(Task objective):
Lines in the records below that contain the word "riktning" must each be copied.
Start of Data for analysis
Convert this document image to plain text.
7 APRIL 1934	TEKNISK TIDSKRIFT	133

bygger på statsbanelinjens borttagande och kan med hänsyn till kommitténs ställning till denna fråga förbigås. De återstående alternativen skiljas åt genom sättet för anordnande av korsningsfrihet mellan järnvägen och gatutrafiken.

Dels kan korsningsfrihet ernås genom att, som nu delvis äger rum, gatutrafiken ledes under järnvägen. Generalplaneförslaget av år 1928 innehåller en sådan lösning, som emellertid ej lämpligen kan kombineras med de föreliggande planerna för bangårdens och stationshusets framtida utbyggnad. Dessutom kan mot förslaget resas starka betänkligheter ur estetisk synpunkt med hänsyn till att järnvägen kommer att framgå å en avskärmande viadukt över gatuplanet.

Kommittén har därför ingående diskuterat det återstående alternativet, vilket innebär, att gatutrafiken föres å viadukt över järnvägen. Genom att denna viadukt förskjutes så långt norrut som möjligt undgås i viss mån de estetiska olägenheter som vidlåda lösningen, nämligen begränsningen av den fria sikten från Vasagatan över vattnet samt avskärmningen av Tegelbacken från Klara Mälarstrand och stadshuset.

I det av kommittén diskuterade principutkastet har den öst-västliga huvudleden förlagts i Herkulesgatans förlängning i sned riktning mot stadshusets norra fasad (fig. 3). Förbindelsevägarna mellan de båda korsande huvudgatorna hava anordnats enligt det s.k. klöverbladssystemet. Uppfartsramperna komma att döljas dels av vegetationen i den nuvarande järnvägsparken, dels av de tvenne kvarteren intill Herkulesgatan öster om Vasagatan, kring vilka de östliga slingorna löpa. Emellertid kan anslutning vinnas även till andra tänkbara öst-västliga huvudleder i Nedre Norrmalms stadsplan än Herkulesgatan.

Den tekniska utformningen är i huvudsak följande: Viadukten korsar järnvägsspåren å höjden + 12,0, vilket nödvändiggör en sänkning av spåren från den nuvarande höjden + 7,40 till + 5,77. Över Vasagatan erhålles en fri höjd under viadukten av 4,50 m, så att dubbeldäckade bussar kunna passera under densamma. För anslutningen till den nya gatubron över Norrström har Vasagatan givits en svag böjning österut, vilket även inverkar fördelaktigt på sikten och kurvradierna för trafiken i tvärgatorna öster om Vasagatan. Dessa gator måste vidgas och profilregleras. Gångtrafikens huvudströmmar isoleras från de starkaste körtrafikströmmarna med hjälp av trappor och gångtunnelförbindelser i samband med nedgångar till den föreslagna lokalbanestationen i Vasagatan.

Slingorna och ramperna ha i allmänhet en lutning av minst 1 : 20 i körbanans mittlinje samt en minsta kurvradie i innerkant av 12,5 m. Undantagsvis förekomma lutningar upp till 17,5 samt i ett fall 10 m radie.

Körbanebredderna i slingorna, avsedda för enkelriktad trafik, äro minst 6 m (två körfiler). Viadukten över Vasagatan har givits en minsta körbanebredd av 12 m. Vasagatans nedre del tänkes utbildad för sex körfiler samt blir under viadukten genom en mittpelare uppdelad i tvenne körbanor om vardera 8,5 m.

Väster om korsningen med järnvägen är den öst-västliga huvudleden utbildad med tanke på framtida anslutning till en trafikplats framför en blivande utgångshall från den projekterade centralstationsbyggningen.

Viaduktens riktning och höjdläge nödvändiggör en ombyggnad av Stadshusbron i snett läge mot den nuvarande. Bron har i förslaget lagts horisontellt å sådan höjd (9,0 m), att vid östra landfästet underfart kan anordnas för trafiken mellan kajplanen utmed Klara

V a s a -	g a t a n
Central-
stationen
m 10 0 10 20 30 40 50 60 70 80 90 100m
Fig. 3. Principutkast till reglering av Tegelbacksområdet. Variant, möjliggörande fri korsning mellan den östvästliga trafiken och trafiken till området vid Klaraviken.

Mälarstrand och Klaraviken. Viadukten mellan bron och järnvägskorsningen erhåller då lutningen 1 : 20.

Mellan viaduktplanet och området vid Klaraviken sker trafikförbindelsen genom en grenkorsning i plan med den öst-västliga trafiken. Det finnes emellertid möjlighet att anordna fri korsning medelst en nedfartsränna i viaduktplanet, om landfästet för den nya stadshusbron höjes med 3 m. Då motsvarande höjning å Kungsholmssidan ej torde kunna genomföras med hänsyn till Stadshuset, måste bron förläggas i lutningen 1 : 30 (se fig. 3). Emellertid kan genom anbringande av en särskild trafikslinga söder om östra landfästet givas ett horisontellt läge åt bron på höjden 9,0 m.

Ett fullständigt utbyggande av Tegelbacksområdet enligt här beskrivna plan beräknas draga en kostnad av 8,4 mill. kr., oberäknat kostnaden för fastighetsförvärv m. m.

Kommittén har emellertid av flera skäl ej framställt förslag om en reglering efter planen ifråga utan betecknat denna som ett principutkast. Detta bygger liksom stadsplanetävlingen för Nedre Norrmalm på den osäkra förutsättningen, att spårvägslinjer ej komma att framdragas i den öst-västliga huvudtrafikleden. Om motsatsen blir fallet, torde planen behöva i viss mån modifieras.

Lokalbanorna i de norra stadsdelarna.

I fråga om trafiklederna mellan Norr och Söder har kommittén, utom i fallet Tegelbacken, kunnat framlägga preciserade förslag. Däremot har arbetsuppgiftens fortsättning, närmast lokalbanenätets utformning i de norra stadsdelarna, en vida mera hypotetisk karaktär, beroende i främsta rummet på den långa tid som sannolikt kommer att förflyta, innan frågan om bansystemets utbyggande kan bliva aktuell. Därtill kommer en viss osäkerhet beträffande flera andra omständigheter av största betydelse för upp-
End of Data for analysis
(Your response):
I det av kommittén diskuterade principutkastet har den öst-västliga huvudleden förlagts i Herkulesgatans förlängning i sned riktning mot stadshusets norra fasad (fig. 3). Förbindelsevägarna mellan de båda korsande huvudgatorna hava anordnats enligt det s.k. klöverbladssystemet. Uppfartsramperna komma att döljas dels av vegetationen i den nuvarande järnvägsparken, dels av de tvenne kvarteren intill Herkulesgatan öster om Vasagatan, kring vilka de östliga slingorna löpa. Emellertid kan anslutning vinnas även till andra tänkbara öst-västliga huvudleder i Nedre Norrmalms stadsplan än Herkulesgatan.
Viaduktens riktning och höjdläge nödvändiggör en ombyggnad av Stadshusbron i snett läge mot den nuvarande. Bron har i förslaget lagts horisontellt å sådan höjd (9,0 m), att vid östra landfästet underfart kan anordnas för trafiken mellan kajplanen utmed Klara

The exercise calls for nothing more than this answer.